_TASK OBJECTIVE_:
Find each line with the string "delgada" and copy it.

_EXTRACTED RECORDS_:
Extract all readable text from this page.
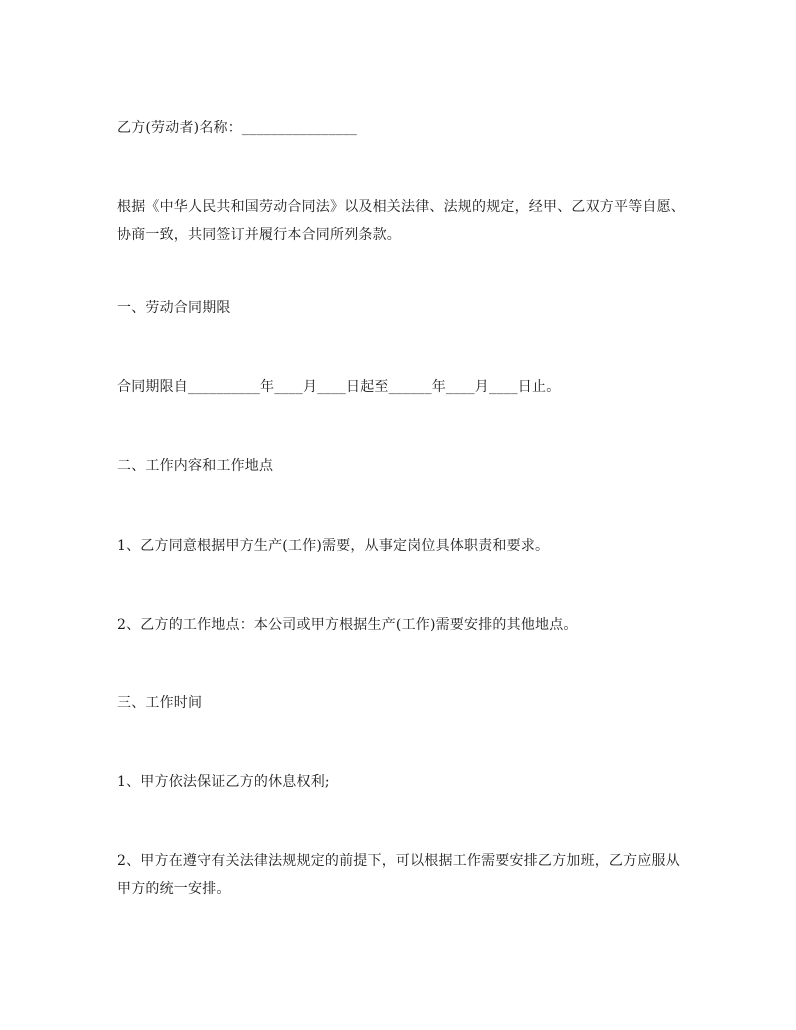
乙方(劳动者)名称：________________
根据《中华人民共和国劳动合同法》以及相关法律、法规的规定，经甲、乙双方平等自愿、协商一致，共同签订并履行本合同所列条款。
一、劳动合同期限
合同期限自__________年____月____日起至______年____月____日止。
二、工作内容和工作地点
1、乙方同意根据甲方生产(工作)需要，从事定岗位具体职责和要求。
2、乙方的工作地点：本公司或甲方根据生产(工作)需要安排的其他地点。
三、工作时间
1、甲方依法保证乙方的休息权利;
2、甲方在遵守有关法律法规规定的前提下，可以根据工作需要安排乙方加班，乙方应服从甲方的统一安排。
---
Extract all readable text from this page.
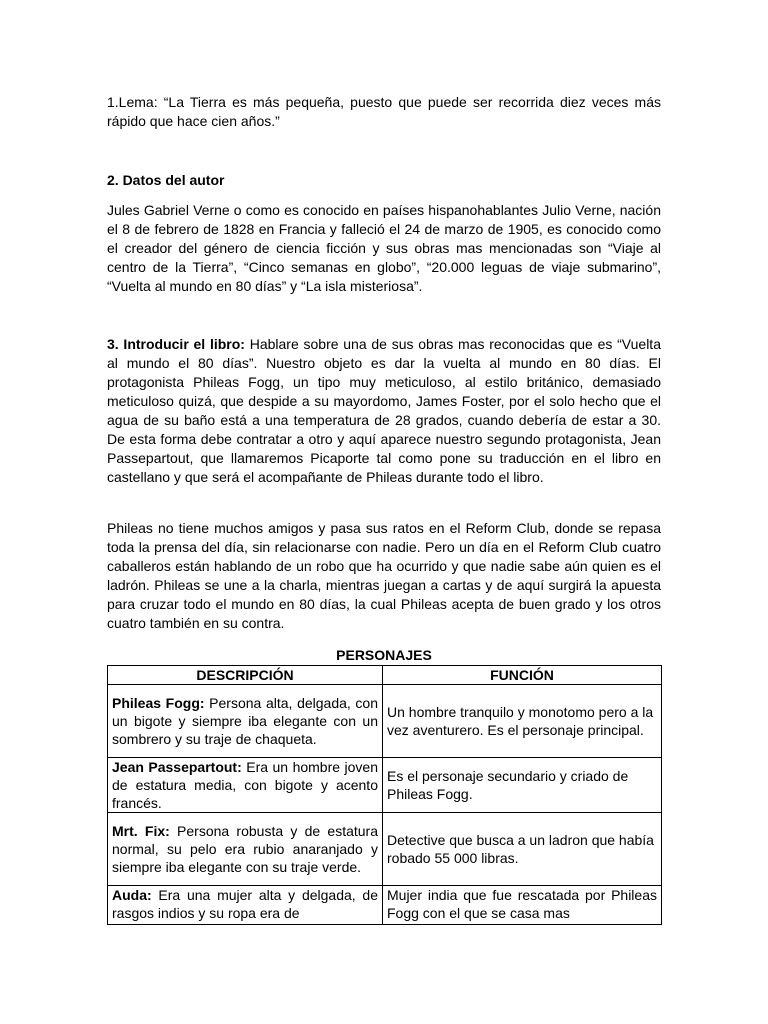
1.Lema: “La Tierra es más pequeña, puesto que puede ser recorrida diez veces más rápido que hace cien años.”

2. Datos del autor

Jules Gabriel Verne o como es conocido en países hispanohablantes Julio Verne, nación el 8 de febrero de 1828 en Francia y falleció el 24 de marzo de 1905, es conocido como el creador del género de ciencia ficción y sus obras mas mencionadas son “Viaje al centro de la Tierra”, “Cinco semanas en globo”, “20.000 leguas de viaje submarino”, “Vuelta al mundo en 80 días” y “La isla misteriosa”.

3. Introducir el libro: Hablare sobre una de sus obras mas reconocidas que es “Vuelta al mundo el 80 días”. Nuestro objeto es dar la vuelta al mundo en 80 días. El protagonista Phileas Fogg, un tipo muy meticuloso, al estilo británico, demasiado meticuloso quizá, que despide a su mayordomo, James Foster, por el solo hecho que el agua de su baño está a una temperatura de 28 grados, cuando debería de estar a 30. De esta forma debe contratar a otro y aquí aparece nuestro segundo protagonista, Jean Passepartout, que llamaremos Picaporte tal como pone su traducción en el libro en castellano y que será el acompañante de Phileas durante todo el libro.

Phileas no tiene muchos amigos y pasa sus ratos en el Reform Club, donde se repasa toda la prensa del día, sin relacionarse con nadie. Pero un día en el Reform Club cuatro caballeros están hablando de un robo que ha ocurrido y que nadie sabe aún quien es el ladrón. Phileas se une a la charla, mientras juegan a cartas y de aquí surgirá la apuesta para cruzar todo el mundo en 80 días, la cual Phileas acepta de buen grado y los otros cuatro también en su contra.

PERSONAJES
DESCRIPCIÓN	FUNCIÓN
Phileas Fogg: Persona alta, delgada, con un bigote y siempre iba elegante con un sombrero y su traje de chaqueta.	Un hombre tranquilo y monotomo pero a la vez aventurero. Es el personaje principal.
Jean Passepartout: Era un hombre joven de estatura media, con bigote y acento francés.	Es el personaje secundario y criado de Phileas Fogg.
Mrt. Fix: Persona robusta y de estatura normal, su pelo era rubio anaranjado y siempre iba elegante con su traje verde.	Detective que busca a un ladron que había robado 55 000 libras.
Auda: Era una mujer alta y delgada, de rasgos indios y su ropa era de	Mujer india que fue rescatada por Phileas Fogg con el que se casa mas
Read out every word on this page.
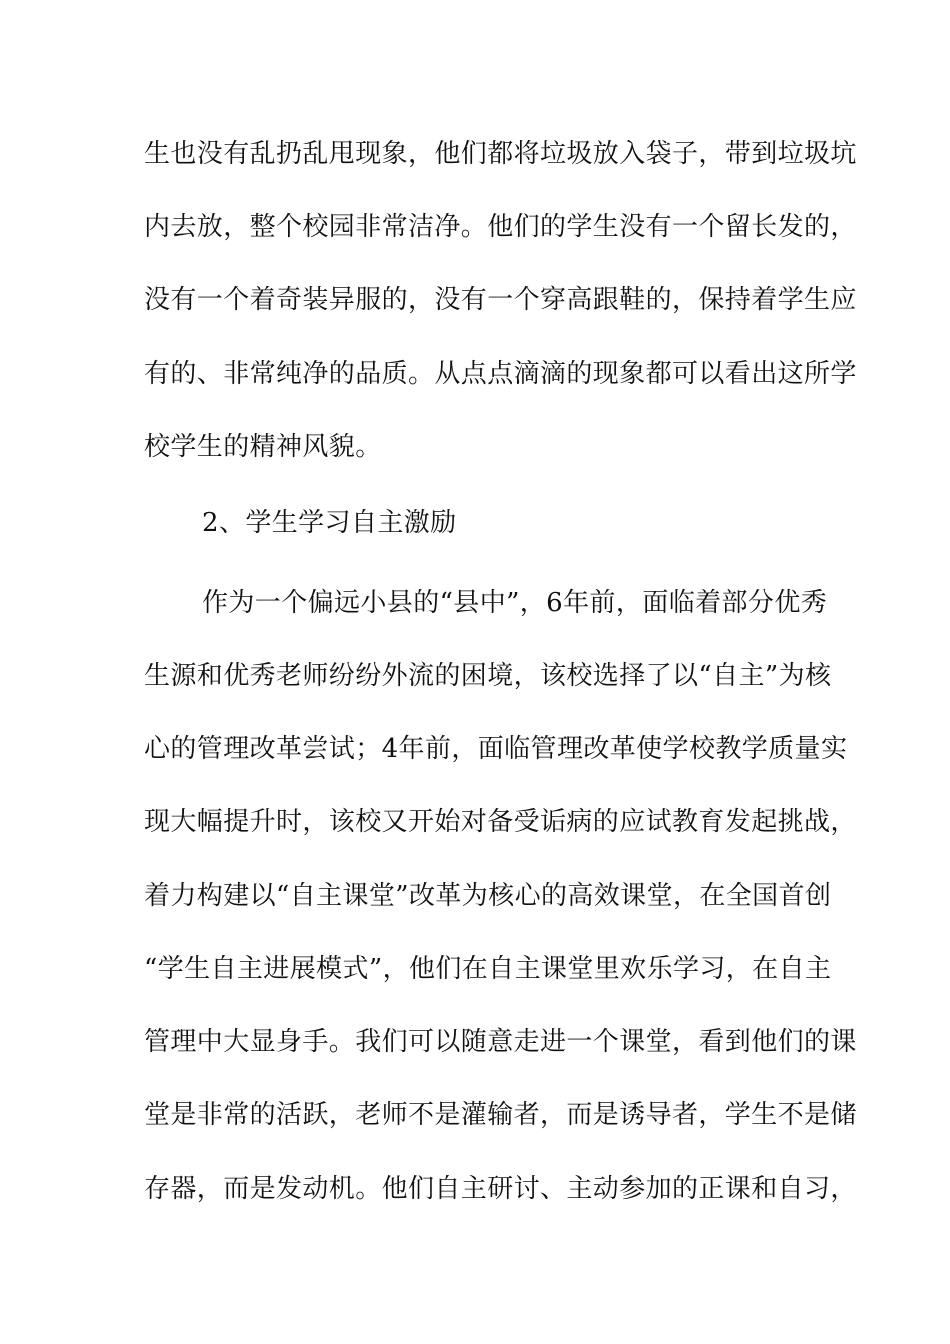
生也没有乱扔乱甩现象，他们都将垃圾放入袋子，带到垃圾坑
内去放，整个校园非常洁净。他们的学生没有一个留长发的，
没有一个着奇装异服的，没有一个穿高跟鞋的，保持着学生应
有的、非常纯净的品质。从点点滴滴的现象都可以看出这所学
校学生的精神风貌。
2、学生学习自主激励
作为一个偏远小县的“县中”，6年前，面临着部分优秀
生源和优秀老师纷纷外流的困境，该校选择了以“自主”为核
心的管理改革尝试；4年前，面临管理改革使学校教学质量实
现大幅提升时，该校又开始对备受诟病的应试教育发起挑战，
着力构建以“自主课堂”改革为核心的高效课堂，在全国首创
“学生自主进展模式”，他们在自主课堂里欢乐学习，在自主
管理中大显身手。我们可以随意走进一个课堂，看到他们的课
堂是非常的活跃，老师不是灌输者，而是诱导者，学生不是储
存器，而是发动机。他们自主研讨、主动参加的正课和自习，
* * *
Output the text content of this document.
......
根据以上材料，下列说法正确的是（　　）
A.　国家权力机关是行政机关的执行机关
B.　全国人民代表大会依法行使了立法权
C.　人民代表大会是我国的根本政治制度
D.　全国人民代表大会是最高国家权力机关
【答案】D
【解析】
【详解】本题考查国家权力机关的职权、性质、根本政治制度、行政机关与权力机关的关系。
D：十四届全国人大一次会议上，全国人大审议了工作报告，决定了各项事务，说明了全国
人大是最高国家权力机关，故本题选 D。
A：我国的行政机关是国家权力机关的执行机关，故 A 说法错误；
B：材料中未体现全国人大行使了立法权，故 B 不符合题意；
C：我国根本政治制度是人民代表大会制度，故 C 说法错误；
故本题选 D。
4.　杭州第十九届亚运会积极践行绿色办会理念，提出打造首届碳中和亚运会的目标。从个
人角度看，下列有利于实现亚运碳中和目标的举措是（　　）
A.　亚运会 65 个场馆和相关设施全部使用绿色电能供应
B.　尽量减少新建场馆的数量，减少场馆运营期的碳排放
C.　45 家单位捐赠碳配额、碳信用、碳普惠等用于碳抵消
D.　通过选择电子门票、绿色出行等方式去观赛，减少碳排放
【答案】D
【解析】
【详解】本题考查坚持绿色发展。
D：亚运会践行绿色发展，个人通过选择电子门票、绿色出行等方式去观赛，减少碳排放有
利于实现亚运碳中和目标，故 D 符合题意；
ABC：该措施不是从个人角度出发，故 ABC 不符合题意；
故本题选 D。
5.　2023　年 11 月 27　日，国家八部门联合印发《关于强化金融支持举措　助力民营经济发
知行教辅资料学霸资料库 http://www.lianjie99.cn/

_FULL SOLUTION_:
Phileas Fogg: Persona alta, delgada, con un bigote y siempre iba elegante con un sombrero y su traje de chaqueta.	Un hombre tranquilo y monotomo pero a la vez aventurero. Es el personaje principal.
Auda: Era una mujer alta y delgada, de rasgos indios y su ropa era de	Mujer india que fue rescatada por Phileas Fogg con el que se casa mas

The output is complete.